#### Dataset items

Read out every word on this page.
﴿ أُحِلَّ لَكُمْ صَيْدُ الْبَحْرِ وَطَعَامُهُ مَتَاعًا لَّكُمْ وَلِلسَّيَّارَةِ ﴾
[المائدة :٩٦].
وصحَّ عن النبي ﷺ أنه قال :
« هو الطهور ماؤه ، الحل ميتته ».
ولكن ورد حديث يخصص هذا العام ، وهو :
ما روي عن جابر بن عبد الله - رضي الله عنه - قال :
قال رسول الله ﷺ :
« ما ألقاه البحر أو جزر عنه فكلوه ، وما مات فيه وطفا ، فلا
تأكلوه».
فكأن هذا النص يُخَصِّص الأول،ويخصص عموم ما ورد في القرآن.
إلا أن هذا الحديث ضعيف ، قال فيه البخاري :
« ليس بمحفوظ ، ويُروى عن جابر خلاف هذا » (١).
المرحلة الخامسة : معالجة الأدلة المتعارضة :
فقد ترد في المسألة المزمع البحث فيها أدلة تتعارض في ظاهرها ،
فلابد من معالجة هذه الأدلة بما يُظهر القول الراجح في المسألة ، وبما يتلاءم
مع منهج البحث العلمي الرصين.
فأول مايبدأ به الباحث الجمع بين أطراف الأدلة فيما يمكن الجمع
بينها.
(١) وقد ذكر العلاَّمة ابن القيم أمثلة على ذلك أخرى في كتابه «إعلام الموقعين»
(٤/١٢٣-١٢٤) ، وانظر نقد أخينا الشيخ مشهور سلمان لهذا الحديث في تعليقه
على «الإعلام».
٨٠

#### WHAT IS EXPECTED
Copy out each line exactly.

#### EXERCISE SOLUTION
Read out every word on this page.
﴿ أُحِلَّ لَكُمْ صَيْدُ الْبَحْرِ وَطَعَامُهُ مَتَاعًا لَّكُمْ وَلِلسَّيَّارَةِ ﴾
[المائدة :٩٦].
وصحَّ عن النبي ﷺ أنه قال :
« هو الطهور ماؤه ، الحل ميتته ».
ولكن ورد حديث يخصص هذا العام ، وهو :
ما روي عن جابر بن عبد الله - رضي الله عنه - قال :
قال رسول الله ﷺ :
« ما ألقاه البحر أو جزر عنه فكلوه ، وما مات فيه وطفا ، فلا
تأكلوه».
فكأن هذا النص يُخَصِّص الأول،ويخصص عموم ما ورد في القرآن.
إلا أن هذا الحديث ضعيف ، قال فيه البخاري :
« ليس بمحفوظ ، ويُروى عن جابر خلاف هذا » (١).
المرحلة الخامسة : معالجة الأدلة المتعارضة :
فقد ترد في المسألة المزمع البحث فيها أدلة تتعارض في ظاهرها ،
فلابد من معالجة هذه الأدلة بما يُظهر القول الراجح في المسألة ، وبما يتلاءم
مع منهج البحث العلمي الرصين.
فأول مايبدأ به الباحث الجمع بين أطراف الأدلة فيما يمكن الجمع
بينها.
(١) وقد ذكر العلاَّمة ابن القيم أمثلة على ذلك أخرى في كتابه «إعلام الموقعين»
(٤/١٢٣-١٢٤) ، وانظر نقد أخينا الشيخ مشهور سلمان لهذا الحديث في تعليقه
على «الإعلام».
٨٠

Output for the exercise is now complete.